_EXERCISE DETAILS:_ Repeat the whole listing exactly.

===== DATASET EXCERPTS =====

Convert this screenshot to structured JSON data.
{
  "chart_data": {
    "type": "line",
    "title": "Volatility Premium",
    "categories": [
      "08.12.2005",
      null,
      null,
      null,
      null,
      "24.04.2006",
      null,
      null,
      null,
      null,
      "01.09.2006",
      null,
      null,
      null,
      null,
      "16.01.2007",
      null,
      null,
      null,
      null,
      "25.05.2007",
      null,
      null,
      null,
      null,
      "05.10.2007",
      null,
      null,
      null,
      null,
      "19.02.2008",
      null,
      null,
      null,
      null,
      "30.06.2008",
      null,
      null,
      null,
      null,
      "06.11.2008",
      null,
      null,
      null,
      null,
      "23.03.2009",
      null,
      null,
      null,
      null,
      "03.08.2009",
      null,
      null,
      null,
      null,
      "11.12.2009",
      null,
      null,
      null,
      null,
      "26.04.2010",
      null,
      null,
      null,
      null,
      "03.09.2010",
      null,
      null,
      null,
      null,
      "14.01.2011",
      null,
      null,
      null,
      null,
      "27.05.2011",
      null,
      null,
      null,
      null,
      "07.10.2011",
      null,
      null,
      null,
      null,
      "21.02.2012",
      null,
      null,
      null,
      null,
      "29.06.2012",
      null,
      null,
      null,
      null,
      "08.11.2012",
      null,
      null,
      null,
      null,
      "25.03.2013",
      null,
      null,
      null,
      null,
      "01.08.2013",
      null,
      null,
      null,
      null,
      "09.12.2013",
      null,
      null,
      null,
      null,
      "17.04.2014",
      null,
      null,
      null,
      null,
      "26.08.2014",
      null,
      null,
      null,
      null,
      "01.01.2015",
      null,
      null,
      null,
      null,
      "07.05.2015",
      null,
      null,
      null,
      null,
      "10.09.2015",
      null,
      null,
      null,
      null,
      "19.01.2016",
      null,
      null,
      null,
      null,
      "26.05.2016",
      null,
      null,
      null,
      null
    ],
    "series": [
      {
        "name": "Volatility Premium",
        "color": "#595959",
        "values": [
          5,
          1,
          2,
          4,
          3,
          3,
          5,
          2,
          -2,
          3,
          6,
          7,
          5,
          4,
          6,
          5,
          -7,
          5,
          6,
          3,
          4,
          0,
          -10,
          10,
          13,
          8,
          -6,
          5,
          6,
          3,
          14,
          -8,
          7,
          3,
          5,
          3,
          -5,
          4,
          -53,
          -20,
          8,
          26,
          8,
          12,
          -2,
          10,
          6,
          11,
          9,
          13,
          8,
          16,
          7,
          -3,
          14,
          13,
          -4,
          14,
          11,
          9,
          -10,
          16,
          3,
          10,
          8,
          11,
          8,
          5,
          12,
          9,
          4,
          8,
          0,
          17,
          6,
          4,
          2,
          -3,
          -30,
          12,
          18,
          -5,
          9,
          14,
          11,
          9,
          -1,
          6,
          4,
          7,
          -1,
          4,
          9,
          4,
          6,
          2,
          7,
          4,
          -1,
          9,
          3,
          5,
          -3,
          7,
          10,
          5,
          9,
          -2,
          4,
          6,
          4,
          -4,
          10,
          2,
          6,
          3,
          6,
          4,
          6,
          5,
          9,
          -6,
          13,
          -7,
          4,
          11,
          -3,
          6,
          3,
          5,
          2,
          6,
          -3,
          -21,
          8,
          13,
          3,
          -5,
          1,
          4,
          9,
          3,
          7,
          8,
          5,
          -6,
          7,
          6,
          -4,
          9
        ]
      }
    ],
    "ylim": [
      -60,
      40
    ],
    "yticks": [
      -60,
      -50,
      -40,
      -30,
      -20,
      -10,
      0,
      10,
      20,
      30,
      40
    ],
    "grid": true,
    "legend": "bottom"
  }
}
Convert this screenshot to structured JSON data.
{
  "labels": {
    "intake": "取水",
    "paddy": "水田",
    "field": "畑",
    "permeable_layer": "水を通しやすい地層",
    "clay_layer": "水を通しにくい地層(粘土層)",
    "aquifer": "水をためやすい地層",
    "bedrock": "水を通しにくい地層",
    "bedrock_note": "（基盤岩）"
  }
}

=====

_EXERCISE SOLUTION:_
Convert this screenshot to structured JSON data.
{
  "chart_data": {
    "type": "line",
    "title": "Volatility Premium",
    "categories": [
      "08.12.2005",
      null,
      null,
      null,
      null,
      "24.04.2006",
      null,
      null,
      null,
      null,
      "01.09.2006",
      null,
      null,
      null,
      null,
      "16.01.2007",
      null,
      null,
      null,
      null,
      "25.05.2007",
      null,
      null,
      null,
      null,
      "05.10.2007",
      null,
      null,
      null,
      null,
      "19.02.2008",
      null,
      null,
      null,
      null,
      "30.06.2008",
      null,
      null,
      null,
      null,
      "06.11.2008",
      null,
      null,
      null,
      null,
      "23.03.2009",
      null,
      null,
      null,
      null,
      "03.08.2009",
      null,
      null,
      null,
      null,
      "11.12.2009",
      null,
      null,
      null,
      null,
      "26.04.2010",
      null,
      null,
      null,
      null,
      "03.09.2010",
      null,
      null,
      null,
      null,
      "14.01.2011",
      null,
      null,
      null,
      null,
      "27.05.2011",
      null,
      null,
      null,
      null,
      "07.10.2011",
      null,
      null,
      null,
      null,
      "21.02.2012",
      null,
      null,
      null,
      null,
      "29.06.2012",
      null,
      null,
      null,
      null,
      "08.11.2012",
      null,
      null,
      null,
      null,
      "25.03.2013",
      null,
      null,
      null,
      null,
      "01.08.2013",
      null,
      null,
      null,
      null,
      "09.12.2013",
      null,
      null,
      null,
      null,
      "17.04.2014",
      null,
      null,
      null,
      null,
      "26.08.2014",
      null,
      null,
      null,
      null,
      "01.01.2015",
      null,
      null,
      null,
      null,
      "07.05.2015",
      null,
      null,
      null,
      null,
      "10.09.2015",
      null,
      null,
      null,
      null,
      "19.01.2016",
      null,
      null,
      null,
      null,
      "26.05.2016",
      null,
      null,
      null,
      null
    ],
    "series": [
      {
        "name": "Volatility Premium",
        "color": "#595959",
        "values": [
          5,
          1,
          2,
          4,
          3,
          3,
          5,
          2,
          -2,
          3,
          6,
          7,
          5,
          4,
          6,
          5,
          -7,
          5,
          6,
          3,
          4,
          0,
          -10,
          10,
          13,
          8,
          -6,
          5,
          6,
          3,
          14,
          -8,
          7,
          3,
          5,
          3,
          -5,
          4,
          -53,
          -20,
          8,
          26,
          8,
          12,
          -2,
          10,
          6,
          11,
          9,
          13,
          8,
          16,
          7,
          -3,
          14,
          13,
          -4,
          14,
          11,
          9,
          -10,
          16,
          3,
          10,
          8,
          11,
          8,
          5,
          12,
          9,
          4,
          8,
          0,
          17,
          6,
          4,
          2,
          -3,
          -30,
          12,
          18,
          -5,
          9,
          14,
          11,
          9,
          -1,
          6,
          4,
          7,
          -1,
          4,
          9,
          4,
          6,
          2,
          7,
          4,
          -1,
          9,
          3,
          5,
          -3,
          7,
          10,
          5,
          9,
          -2,
          4,
          6,
          4,
          -4,
          10,
          2,
          6,
          3,
          6,
          4,
          6,
          5,
          9,
          -6,
          13,
          -7,
          4,
          11,
          -3,
          6,
          3,
          5,
          2,
          6,
          -3,
          -21,
          8,
          13,
          3,
          -5,
          1,
          4,
          9,
          3,
          7,
          8,
          5,
          -6,
          7,
          6,
          -4,
          9
        ]
      }
    ],
    "ylim": [
      -60,
      40
    ],
    "yticks": [
      -60,
      -50,
      -40,
      -30,
      -20,
      -10,
      0,
      10,
      20,
      30,
      40
    ],
    "grid": true,
    "legend": "bottom"
  }
}
Convert this screenshot to structured JSON data.
{
  "labels": {
    "intake": "取水",
    "paddy": "水田",
    "field": "畑",
    "permeable_layer": "水を通しやすい地層",
    "clay_layer": "水を通しにくい地層(粘土層)",
    "aquifer": "水をためやすい地層",
    "bedrock": "水を通しにくい地層",
    "bedrock_note": "（基盤岩）"
  }
}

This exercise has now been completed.